Write out the records word for word, with no pictures.

......

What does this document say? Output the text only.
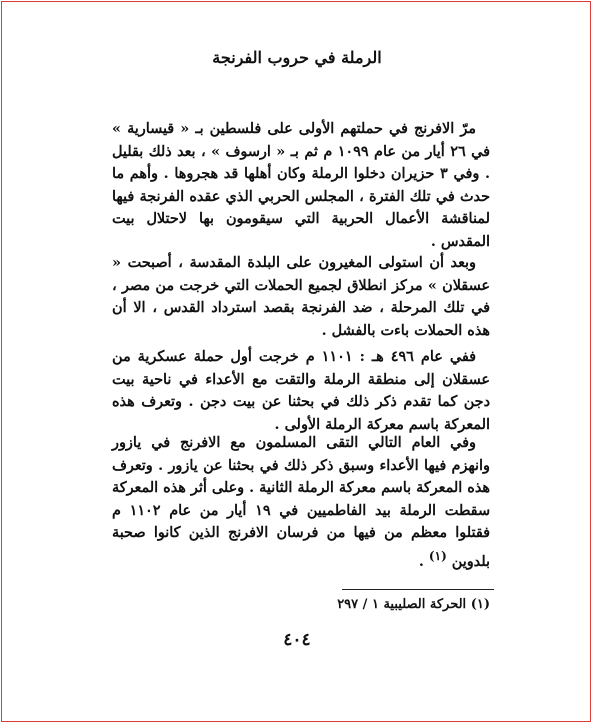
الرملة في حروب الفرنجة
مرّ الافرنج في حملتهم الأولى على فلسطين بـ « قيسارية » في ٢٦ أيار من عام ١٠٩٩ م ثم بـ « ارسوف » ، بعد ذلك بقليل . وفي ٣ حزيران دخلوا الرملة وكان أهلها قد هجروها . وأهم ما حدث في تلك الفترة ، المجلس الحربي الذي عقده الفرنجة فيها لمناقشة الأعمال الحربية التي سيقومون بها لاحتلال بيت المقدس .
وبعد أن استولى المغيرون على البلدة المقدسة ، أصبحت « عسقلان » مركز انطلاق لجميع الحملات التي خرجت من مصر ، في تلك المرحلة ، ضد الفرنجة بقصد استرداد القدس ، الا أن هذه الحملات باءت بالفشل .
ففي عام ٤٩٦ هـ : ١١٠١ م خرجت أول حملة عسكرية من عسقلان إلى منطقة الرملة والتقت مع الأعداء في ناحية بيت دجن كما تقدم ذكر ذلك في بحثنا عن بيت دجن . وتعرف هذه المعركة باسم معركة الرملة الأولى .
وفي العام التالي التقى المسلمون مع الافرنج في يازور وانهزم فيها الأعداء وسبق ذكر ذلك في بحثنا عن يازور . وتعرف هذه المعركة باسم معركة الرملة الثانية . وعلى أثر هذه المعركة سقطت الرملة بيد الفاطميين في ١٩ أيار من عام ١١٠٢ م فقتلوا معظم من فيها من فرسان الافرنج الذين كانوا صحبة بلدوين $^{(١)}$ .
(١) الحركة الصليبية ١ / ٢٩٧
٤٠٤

......

▶ **Result**:
What does this document say? Output the text only.
الرملة في حروب الفرنجة
مرّ الافرنج في حملتهم الأولى على فلسطين بـ « قيسارية » في ٢٦ أيار من عام ١٠٩٩ م ثم بـ « ارسوف » ، بعد ذلك بقليل . وفي ٣ حزيران دخلوا الرملة وكان أهلها قد هجروها . وأهم ما حدث في تلك الفترة ، المجلس الحربي الذي عقده الفرنجة فيها لمناقشة الأعمال الحربية التي سيقومون بها لاحتلال بيت المقدس .
وبعد أن استولى المغيرون على البلدة المقدسة ، أصبحت « عسقلان » مركز انطلاق لجميع الحملات التي خرجت من مصر ، في تلك المرحلة ، ضد الفرنجة بقصد استرداد القدس ، الا أن هذه الحملات باءت بالفشل .
ففي عام ٤٩٦ هـ : ١١٠١ م خرجت أول حملة عسكرية من عسقلان إلى منطقة الرملة والتقت مع الأعداء في ناحية بيت دجن كما تقدم ذكر ذلك في بحثنا عن بيت دجن . وتعرف هذه المعركة باسم معركة الرملة الأولى .
وفي العام التالي التقى المسلمون مع الافرنج في يازور وانهزم فيها الأعداء وسبق ذكر ذلك في بحثنا عن يازور . وتعرف هذه المعركة باسم معركة الرملة الثانية . وعلى أثر هذه المعركة سقطت الرملة بيد الفاطميين في ١٩ أيار من عام ١١٠٢ م فقتلوا معظم من فيها من فرسان الافرنج الذين كانوا صحبة بلدوين $^{(١)}$ .
(١) الحركة الصليبية ١ / ٢٩٧
٤٠٤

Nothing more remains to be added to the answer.